Set task 1
In the records, copy the lines starting at the one containing "y-tick-label: 8000 [34,4,63,13]" and ending at the one containing "Annotate this image: element", both included, without any changes.
Set task 2
Pick up the pandas Index question and its answers from where the text stops, and carry it forward.

Source text
+ + + +
Xukrao
Xukrao

Reputation: 8634

Pandas Index: identify subranges where the same value is consecutively repeated

Problem Description

I'm looking for an efficient way to identify all the subranges in a pandas Index object where the same value is consecutively repeated.

Example Problem

As a simple example, consider the following pandas Index object:

import pandas as pd
idx = pd.Index(['X', 'C', 'C', 'C', 'Q', 'Q', 'Q', 'Q', 'A', 'P', 'P'])

In this example the value C is repeated from location 1 through 3, the value Q is repeated from location 4 through 7 and the value P is repeated from location 9 through 10. The result that I'm then trying to get is a list of tuples (or something similar) like this:

[(1, 3, 'C'), (4, 7, 'Q'), (9, 10, 'P')]

Tried thus far

I've been experimenting with the pandas.Index.duplicated property, but with this alone I haven't been able to succeed yet in getting the desired result.

Edit:

Many thanks everyone for the great answers. I have one follow-up question. Suppose that the Index also contains non-contiguous duplicate values like in this example (where value X appears more than once):

idx = pd.Index(['X', 'C', 'C', 'C', 'Q', 'Q', 'Q', 'Q', 'X', 'P', 'P'])

How could you obtain a result that ignores the X values? I.e. how to get the following result for this example:

[(1, 3, 'C'), (4, 7, 'Q'), (9, 10, 'P')]

Upvotes: 2

Views: 104

Answers (2)

Brad Solomon
Brad Solomon

Reputation: 40908

Original question

Where idx = pd.Index(['X', 'C', 'C', 'C', 'Q', 'Q', 'Q', 'Q', 'A', 'P', 'P']).

A bit unconventional but should work, and also seems to be significantly faster:

# Get a new Index which is the unique duplicated values in `idx`
un = idx[idx.duplicated(keep=False)].unique()
+ + + +
Data in this exercise
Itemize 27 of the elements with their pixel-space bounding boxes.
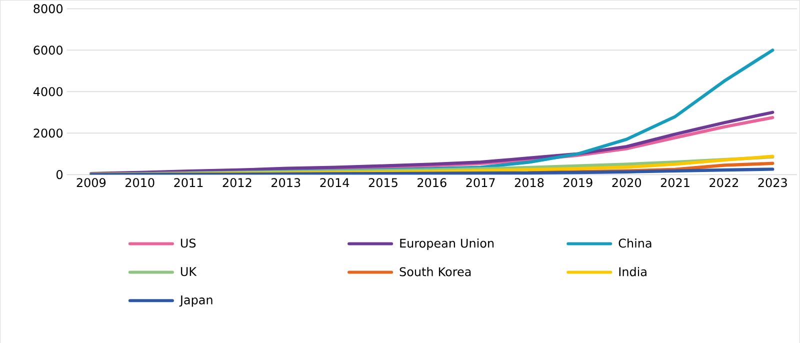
y-tick-label: 8000 [34,4,63,13]
x-tick-label: 2023 [758,178,787,187]
x-tick-label: 2014 [320,178,350,187]
y-tick-label: 2000 [34,128,63,138]
x-tick-label: 2020 [612,178,642,187]
x-tick-label: 2021 [660,178,690,187]
x-tick-label: 2009 [76,178,106,187]
x-tick-label: 2013 [272,178,300,187]
x-tick-label: 2016 [418,178,446,187]
y-tick-label: 4000 [33,86,63,96]
legend-label: US [180,238,196,248]
x-tick-label: 2012 [222,178,252,187]
legend-label: India [619,266,646,276]
y-tick-label: 6000 [34,45,63,54]
x-tick-label: 2010 [126,178,154,187]
legend-label: China [618,238,652,248]
legend-label: Japan [179,295,212,306]
legend-label: UK [180,266,197,276]
x-tick-label: 2011 [174,178,203,187]
x-tick-label: 2015 [368,178,398,187]
x-tick-label: 2017 [466,178,495,187]
y-tick-label: 0 [56,170,63,179]
legend-label: European Union [400,238,494,250]
x-tick-label: 2022 [710,178,738,187]
legend-label: South Korea [400,266,471,276]
x-tick-label: 2018 [514,178,544,187]
x-tick-label: 2019 [564,178,592,187]
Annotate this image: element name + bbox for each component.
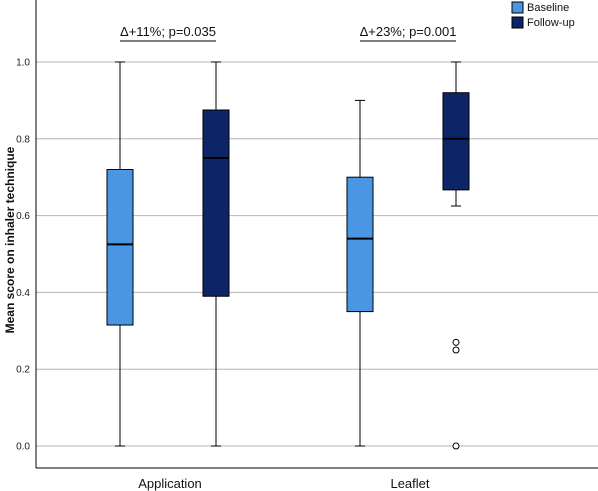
legend-swatch — [511, 16, 524, 29]
box-follow-up-application — [202, 61, 230, 447]
legend: Baseline Follow-up — [511, 1, 575, 29]
iqr-box — [106, 169, 134, 326]
legend-swatch — [511, 1, 524, 14]
outlier-point — [452, 346, 460, 354]
significance-label: Δ+23%; p=0.001 — [360, 24, 457, 39]
outlier-point — [452, 442, 460, 450]
iqr-box — [202, 109, 230, 297]
y-tick-label: 0.0 — [16, 442, 30, 453]
legend-label: Baseline — [527, 2, 569, 14]
iqr-box — [346, 176, 374, 313]
x-category-label: Leaflet — [390, 476, 429, 491]
y-axis-ticks: 0.0 0.2 0.4 0.6 0.8 1.0 — [16, 58, 30, 453]
boxes — [106, 61, 470, 450]
y-tick-label: 0.4 — [16, 288, 30, 299]
x-axis-category-labels: Application Leaflet — [138, 476, 430, 491]
iqr-box — [442, 92, 470, 191]
legend-label: Follow-up — [527, 17, 575, 29]
box-baseline-application — [106, 61, 134, 447]
box-follow-up-leaflet — [442, 61, 470, 450]
y-axis-label: Mean score on inhaler technique — [3, 146, 17, 333]
outlier-point — [452, 338, 460, 346]
box-baseline-leaflet — [346, 99, 374, 447]
y-tick-label: 0.2 — [16, 365, 30, 376]
y-tick-label: 0.6 — [16, 211, 30, 222]
y-tick-label: 0.8 — [16, 134, 30, 145]
significance-label: Δ+11%; p=0.035 — [120, 24, 216, 39]
significance-annotations: Δ+11%; p=0.035 Δ+23%; p=0.001 — [120, 24, 457, 42]
y-tick-label: 1.0 — [16, 58, 30, 69]
x-category-label: Application — [138, 476, 202, 491]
+ + + +
Response 1
y-tick-label: 8000 [34,4,63,13]
x-tick-label: 2023 [758,178,787,187]
x-tick-label: 2014 [320,178,350,187]
y-tick-label: 2000 [34,128,63,138]
x-tick-label: 2020 [612,178,642,187]
x-tick-label: 2021 [660,178,690,187]
x-tick-label: 2009 [76,178,106,187]
x-tick-label: 2013 [272,178,300,187]
x-tick-label: 2016 [418,178,446,187]
y-tick-label: 4000 [33,86,63,96]
legend-label: US [180,238,196,248]
x-tick-label: 2012 [222,178,252,187]
legend-label: India [619,266,646,276]
y-tick-label: 6000 [34,45,63,54]
x-tick-label: 2010 [126,178,154,187]
legend-label: China [618,238,652,248]
legend-label: Japan [179,295,212,306]
legend-label: UK [180,266,197,276]
x-tick-label: 2011 [174,178,203,187]
x-tick-label: 2015 [368,178,398,187]
x-tick-label: 2017 [466,178,495,187]
y-tick-label: 0 [56,170,63,179]
legend-label: European Union [400,238,494,250]
x-tick-label: 2022 [710,178,738,187]
legend-label: South Korea [400,266,471,276]
x-tick-label: 2018 [514,178,544,187]
x-tick-label: 2019 [564,178,592,187]
Annotate this image: element name + bbox for each component.

Response 2
# Call `get_loc` on `idx` for each member of `un` above  
# `np.where` gets position of True in boolean Index
res = []
for i in un:
    w = np.where(idx.get_loc(i))[0]
    # w[0], w[-1] analogous to v.min(), v.max() from @MaxU's answer
    res.append((w[0], w[-1], i))

print(res)
# [(1, 3, 'C'), (4, 7, 'Q'), (9, 10, 'P')]

Timing:

%timeit myanswer()
105 µs ± 3.19 µs per loop (mean ± std. dev. of 7 runs, 10000 loops each)

%timeit maxu()
1.21 ms ± 116 µs per loop (mean ± std. dev. of 7 runs, 1000 loops each)

Uncommented:

un = idx[idx.duplicated(keep=False)].unique()
res = []
for i in un:
    w = np.where(idx.get_loc(i))[0]
    res.append((w[0], w[-1], i))

Edited question

Where idx = pd.Index(['X', 'C', 'C', 'C', 'Q', 'Q', 'Q', 'Q', 'X', 'P', 'P']).

To get to un here, first get a boolean index which is True when a value is equal the the value that comes before or after it, and False otherwise. This is analogous to idx.duplicated(keep=False) in the first part.

b = (Series(idx).shift() == idx) | (Series(idx).shift(-1) == idx)
un = idx[b].unique()
# Rest should be the same

Upvotes: 5

MaxU - stand with Ukraine
MaxU - stand with Ukraine

Reputation: 210882

Here is one way:

In [107]: ix = pd.Series(idx.values)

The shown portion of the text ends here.